▶ _The task_:
In the entries below, find the lines that contain the word "label" and copy them.

▶ _Supplied data_:
===============

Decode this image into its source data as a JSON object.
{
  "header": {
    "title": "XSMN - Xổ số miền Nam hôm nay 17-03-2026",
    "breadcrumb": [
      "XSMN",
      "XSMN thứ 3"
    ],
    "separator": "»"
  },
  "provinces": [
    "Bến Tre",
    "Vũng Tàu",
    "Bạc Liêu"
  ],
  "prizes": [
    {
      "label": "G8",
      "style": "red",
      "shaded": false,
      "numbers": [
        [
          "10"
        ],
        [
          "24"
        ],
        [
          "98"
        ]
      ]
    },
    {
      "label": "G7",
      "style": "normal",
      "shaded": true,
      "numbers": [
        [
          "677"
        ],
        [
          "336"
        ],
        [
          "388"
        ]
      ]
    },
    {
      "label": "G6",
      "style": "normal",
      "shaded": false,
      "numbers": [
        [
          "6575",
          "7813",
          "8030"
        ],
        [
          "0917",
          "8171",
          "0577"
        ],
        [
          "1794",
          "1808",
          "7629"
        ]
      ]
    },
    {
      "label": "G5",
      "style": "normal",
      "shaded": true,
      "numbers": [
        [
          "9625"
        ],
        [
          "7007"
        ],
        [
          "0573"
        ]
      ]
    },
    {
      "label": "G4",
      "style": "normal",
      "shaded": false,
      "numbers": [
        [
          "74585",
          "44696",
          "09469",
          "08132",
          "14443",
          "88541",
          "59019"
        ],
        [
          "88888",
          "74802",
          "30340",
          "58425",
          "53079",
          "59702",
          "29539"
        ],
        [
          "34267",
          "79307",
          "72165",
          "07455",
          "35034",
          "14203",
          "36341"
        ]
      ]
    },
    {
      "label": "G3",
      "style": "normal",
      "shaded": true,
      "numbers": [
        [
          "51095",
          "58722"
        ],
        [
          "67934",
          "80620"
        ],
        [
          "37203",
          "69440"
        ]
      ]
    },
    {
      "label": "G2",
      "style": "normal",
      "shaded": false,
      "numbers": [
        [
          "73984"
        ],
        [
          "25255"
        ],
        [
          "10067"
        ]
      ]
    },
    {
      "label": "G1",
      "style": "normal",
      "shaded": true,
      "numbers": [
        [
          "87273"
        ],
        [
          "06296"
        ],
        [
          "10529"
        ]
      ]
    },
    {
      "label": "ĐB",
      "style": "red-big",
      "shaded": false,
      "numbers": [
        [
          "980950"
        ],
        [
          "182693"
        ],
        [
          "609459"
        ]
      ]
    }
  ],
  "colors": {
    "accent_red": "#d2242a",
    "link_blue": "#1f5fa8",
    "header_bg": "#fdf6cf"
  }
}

===============

▶ _Solution_:
      "label": "G8",
      "label": "G7",
      "label": "G6",
      "label": "G5",
      "label": "G4",
      "label": "G3",
      "label": "G2",
      "label": "G1",
      "label": "ĐB",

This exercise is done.